» **EXERCISE REQUIREMENTS**
Comb the records below for the string "devices" and copy each line where it turns up.

» **INPUT FOR THIS TASK**
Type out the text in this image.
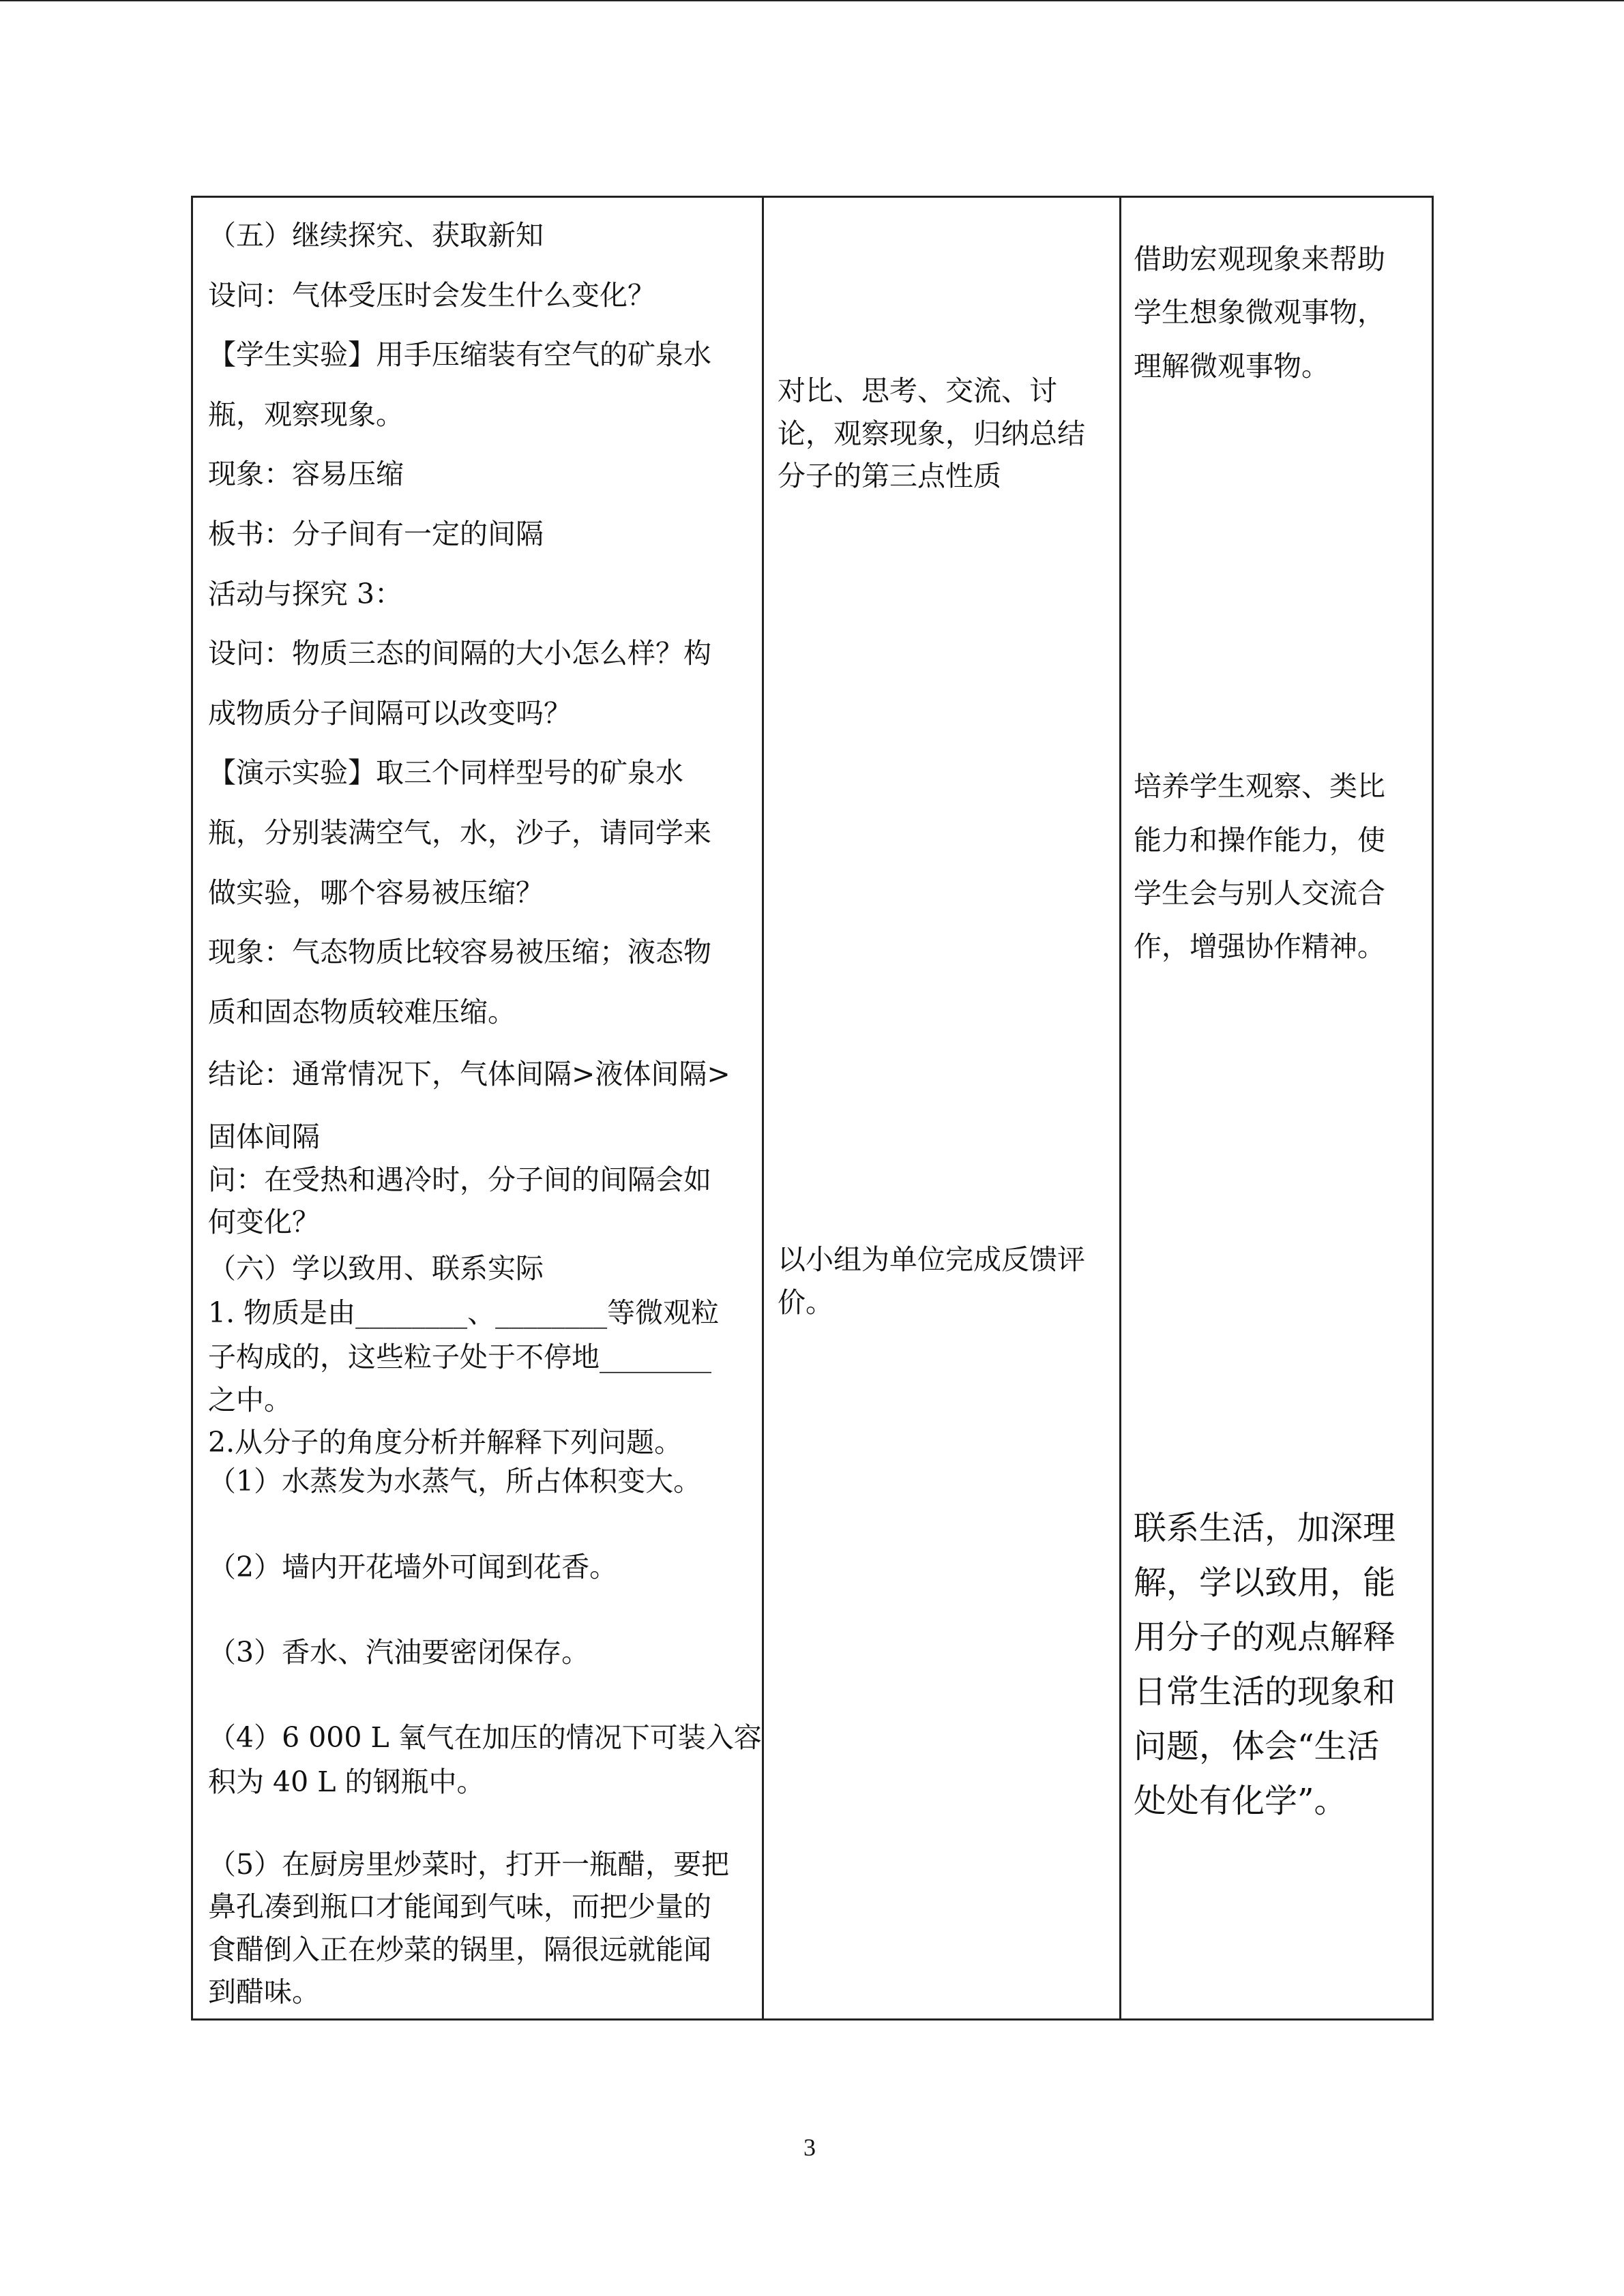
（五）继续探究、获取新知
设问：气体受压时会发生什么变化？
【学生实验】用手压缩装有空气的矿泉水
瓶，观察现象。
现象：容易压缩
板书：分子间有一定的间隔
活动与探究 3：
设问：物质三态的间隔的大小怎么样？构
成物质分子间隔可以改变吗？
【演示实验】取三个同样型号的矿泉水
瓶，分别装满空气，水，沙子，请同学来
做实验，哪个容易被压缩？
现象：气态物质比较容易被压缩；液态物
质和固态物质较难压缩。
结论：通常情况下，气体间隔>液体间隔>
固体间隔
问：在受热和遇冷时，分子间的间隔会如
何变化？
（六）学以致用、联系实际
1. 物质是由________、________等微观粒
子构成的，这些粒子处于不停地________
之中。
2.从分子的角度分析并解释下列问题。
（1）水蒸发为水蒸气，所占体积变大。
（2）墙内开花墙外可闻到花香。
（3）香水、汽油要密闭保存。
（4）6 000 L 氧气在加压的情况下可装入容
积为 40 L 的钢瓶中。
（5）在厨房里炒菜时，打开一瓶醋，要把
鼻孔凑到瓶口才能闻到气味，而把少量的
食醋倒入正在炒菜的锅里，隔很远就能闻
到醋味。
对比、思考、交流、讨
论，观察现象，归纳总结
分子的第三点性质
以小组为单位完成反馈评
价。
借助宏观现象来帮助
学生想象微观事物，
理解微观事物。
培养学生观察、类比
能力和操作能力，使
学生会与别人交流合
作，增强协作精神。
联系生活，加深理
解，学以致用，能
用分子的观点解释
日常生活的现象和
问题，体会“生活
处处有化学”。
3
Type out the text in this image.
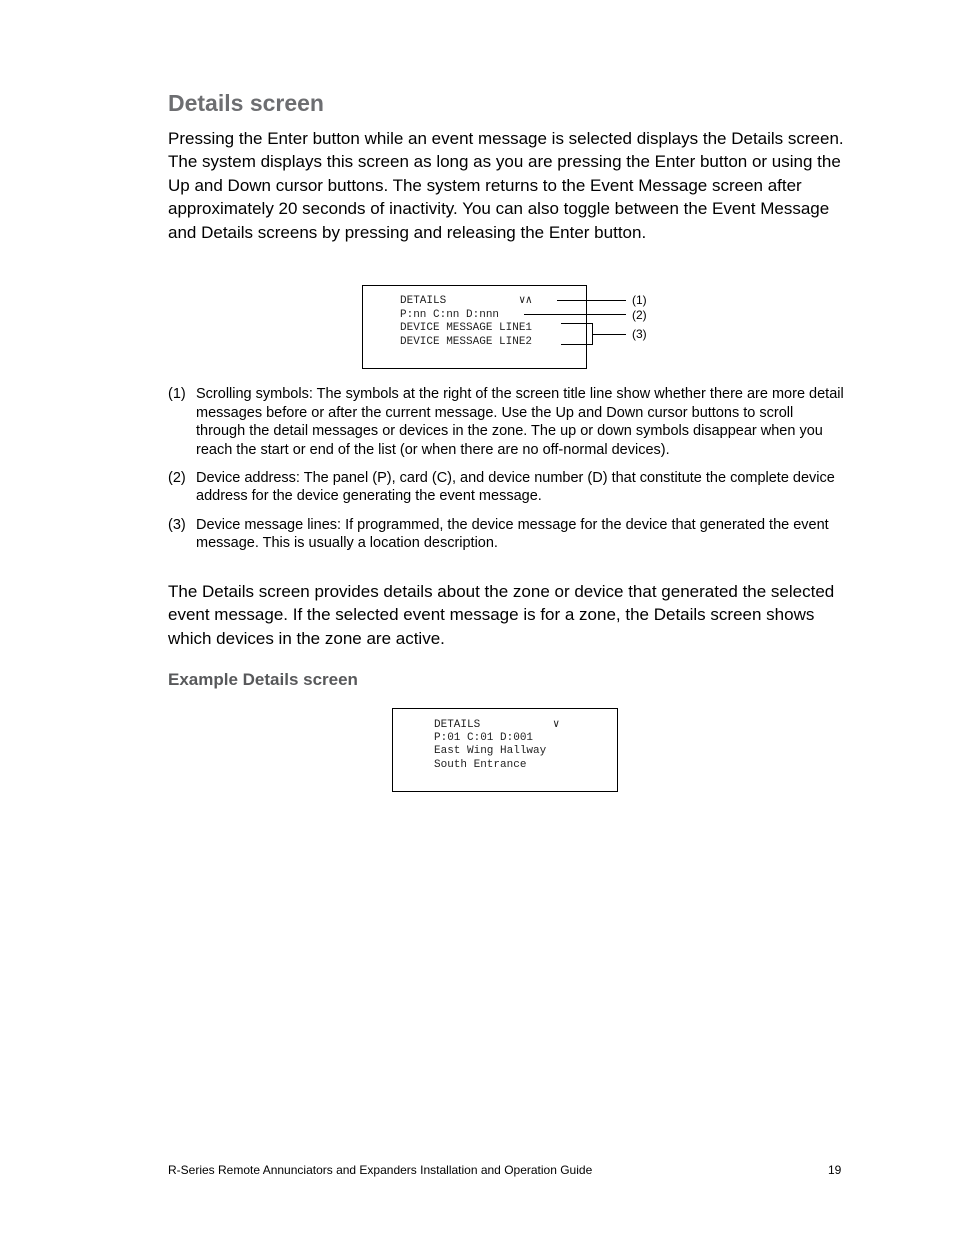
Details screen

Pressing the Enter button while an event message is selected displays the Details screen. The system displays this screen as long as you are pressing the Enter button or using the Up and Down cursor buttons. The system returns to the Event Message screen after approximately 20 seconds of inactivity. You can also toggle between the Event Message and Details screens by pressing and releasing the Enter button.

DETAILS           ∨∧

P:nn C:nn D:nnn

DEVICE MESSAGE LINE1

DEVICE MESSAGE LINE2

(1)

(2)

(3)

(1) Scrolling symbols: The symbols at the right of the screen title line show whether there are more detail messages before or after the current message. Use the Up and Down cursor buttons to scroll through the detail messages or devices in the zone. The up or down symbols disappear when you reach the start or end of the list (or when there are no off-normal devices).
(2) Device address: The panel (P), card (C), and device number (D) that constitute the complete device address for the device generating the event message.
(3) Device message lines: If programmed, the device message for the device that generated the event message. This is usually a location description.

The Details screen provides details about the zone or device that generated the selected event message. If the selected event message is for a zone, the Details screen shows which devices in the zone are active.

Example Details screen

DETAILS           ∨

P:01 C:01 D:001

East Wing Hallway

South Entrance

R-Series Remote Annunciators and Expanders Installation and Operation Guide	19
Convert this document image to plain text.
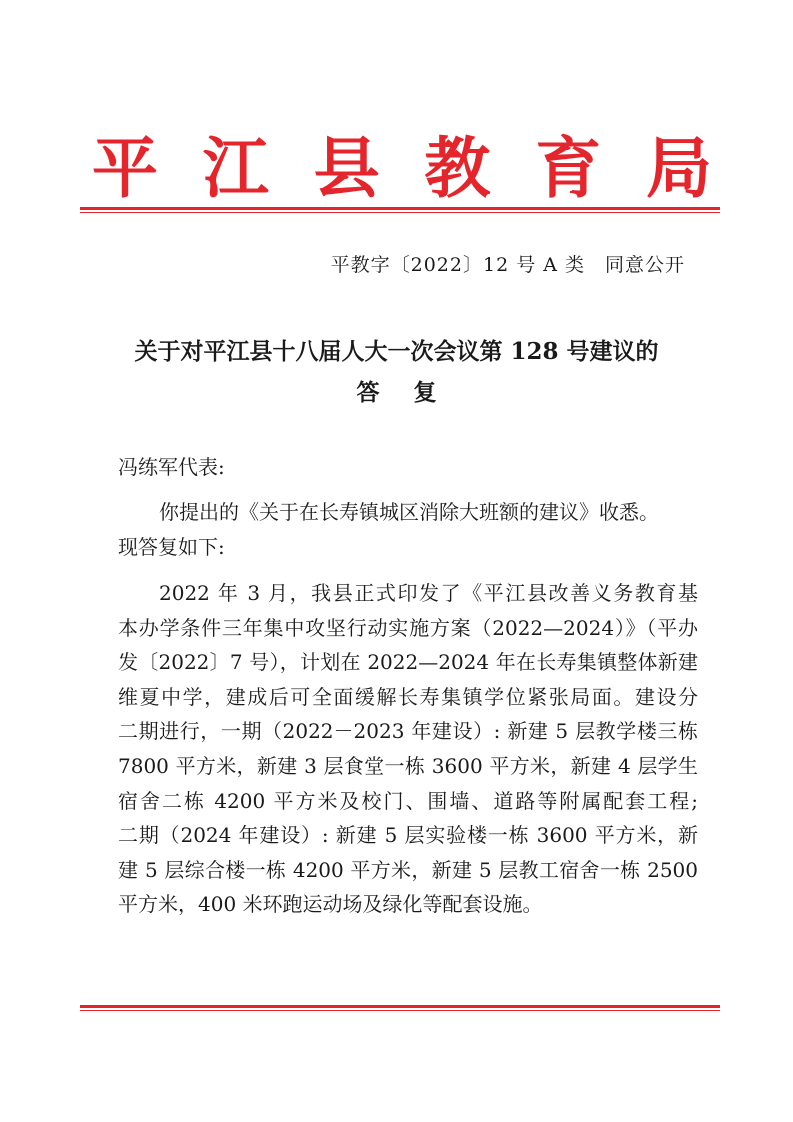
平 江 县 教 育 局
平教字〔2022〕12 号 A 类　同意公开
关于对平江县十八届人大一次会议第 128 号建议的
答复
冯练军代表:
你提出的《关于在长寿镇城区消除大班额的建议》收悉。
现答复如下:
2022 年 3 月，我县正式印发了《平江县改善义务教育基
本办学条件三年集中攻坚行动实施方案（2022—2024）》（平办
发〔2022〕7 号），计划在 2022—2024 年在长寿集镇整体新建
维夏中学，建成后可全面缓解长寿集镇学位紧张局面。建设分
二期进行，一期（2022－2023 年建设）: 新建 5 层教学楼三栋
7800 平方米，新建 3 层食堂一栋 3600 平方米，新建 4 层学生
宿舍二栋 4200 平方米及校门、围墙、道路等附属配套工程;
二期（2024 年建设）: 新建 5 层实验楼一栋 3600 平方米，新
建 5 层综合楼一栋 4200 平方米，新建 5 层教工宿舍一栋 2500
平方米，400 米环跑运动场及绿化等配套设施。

» **SOLUTION FOR THIS TASK**
(1) Scrolling symbols: The symbols at the right of the screen title line show whether there are more detail messages before or after the current message. Use the Up and Down cursor buttons to scroll through the detail messages or devices in the zone. The up or down symbols disappear when you reach the start or end of the list (or when there are no off-normal devices).
The Details screen provides details about the zone or device that generated the selected event message. If the selected event message is for a zone, the Details screen shows which devices in the zone are active.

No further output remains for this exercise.